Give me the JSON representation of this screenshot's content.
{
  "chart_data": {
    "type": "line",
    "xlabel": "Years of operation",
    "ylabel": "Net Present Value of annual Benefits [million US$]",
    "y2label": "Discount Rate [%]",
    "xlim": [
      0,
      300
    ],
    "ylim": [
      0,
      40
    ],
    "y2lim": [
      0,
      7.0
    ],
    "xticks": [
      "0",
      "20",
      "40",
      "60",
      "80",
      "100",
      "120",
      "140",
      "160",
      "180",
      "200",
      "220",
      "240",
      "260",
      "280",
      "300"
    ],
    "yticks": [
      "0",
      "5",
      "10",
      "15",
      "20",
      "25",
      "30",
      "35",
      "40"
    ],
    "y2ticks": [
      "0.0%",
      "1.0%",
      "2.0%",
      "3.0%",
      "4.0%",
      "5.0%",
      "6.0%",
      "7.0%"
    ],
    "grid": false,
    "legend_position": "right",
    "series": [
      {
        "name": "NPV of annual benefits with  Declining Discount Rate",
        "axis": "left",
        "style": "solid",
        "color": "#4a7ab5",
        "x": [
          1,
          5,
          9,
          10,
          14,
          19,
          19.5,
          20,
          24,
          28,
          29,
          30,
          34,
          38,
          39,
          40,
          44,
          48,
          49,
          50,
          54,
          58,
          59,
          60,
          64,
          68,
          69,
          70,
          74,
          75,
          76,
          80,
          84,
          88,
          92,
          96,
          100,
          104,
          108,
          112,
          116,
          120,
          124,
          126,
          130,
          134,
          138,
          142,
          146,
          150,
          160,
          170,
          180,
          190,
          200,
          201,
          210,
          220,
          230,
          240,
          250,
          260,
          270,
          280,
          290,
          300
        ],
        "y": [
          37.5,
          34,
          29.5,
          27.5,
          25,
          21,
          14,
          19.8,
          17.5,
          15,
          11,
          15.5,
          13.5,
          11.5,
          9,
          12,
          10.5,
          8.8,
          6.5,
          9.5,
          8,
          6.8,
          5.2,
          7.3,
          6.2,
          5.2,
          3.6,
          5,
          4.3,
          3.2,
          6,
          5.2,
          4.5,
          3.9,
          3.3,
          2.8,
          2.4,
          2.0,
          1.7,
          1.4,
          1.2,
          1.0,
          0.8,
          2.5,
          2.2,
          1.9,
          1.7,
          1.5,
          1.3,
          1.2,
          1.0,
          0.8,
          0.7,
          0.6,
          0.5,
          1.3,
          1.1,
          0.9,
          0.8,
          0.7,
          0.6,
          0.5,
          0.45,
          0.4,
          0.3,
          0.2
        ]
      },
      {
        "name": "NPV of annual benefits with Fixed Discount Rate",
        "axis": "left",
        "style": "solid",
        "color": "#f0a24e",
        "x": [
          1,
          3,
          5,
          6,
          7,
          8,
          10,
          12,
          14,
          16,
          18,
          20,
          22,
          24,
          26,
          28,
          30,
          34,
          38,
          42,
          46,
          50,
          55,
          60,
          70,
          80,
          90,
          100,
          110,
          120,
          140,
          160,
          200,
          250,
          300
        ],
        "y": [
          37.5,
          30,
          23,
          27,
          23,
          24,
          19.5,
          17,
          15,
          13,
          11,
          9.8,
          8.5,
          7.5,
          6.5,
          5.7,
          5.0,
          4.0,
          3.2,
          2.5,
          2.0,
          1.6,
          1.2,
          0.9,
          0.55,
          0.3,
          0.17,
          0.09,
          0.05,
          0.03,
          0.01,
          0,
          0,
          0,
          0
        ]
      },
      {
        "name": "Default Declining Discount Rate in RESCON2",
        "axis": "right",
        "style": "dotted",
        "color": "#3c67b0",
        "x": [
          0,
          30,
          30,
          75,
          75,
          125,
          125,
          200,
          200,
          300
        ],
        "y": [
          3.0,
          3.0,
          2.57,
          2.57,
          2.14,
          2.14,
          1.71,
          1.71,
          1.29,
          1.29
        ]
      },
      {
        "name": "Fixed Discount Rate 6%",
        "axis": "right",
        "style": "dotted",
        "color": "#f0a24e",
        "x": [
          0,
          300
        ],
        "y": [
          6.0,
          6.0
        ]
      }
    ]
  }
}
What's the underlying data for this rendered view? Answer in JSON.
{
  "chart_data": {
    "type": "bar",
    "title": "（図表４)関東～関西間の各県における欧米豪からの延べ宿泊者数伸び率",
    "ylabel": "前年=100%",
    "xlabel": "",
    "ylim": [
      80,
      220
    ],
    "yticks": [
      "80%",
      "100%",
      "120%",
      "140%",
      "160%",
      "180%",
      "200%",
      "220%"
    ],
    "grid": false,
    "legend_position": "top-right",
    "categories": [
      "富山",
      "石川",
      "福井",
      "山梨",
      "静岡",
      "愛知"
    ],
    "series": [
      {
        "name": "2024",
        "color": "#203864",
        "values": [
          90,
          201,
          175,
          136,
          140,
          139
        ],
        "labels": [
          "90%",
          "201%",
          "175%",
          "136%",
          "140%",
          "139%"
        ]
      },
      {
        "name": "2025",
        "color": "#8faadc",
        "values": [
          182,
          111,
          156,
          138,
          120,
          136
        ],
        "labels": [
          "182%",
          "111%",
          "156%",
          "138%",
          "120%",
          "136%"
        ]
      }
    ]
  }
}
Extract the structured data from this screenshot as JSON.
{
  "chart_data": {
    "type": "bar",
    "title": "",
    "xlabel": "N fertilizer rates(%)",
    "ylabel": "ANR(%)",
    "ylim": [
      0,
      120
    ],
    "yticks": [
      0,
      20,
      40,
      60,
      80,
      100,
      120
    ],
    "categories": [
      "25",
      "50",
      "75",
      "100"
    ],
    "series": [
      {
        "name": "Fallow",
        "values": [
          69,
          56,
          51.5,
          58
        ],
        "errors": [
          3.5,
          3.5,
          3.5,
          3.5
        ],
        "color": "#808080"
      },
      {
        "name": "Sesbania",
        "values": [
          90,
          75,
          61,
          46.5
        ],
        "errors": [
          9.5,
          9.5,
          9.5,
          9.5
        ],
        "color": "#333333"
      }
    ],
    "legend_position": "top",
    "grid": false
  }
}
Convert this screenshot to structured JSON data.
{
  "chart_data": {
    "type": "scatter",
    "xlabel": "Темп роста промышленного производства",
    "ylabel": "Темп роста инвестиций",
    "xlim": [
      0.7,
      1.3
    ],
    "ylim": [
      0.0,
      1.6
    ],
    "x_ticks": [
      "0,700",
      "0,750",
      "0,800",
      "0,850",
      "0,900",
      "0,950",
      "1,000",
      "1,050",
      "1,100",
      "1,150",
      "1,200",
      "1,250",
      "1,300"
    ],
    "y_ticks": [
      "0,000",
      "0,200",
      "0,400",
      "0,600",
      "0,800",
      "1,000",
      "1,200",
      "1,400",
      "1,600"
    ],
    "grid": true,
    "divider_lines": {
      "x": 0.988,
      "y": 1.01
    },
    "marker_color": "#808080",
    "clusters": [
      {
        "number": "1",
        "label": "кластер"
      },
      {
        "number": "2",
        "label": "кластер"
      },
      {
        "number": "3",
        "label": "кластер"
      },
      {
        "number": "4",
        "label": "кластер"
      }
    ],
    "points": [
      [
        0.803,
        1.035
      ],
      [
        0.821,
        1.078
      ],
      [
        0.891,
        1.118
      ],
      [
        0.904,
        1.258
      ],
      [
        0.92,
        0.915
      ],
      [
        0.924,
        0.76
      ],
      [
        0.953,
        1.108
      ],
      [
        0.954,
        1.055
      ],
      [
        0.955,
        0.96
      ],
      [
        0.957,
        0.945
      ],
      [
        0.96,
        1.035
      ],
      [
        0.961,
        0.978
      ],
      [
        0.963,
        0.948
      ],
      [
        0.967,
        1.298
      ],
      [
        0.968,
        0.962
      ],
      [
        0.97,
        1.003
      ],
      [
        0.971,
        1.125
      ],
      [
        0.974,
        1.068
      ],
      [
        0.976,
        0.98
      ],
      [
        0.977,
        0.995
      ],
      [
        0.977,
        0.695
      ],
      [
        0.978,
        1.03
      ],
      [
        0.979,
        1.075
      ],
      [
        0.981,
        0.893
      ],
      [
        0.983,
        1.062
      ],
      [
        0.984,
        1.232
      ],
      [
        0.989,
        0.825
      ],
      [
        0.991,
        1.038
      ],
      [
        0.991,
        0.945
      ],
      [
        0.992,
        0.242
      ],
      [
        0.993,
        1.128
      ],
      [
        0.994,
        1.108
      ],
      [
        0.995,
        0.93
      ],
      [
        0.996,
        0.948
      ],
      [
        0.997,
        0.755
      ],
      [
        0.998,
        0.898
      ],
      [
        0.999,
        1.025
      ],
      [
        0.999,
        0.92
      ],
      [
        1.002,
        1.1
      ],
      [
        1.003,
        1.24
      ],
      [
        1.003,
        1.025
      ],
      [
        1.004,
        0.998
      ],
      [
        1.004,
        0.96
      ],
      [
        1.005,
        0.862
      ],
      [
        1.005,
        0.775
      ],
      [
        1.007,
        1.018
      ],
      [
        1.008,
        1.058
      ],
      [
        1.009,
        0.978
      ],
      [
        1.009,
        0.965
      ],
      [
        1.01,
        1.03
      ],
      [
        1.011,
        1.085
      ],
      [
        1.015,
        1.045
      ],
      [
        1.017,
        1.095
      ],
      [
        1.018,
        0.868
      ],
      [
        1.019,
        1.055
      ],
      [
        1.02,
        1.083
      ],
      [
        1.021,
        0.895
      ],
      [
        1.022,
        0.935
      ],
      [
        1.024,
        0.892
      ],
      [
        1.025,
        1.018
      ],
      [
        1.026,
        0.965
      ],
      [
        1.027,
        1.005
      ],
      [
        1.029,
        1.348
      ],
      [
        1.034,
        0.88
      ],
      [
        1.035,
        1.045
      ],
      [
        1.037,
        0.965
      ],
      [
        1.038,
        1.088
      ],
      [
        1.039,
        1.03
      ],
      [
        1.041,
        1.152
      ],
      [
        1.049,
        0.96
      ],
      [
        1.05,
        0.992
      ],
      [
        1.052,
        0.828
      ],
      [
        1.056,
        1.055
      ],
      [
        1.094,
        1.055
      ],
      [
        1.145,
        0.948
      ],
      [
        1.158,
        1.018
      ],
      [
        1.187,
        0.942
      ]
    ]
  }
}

Problem requirements ▸
Of the lines above, how many include the word "ylabel"? Reply with the number alone.

Exercise solution ▸
4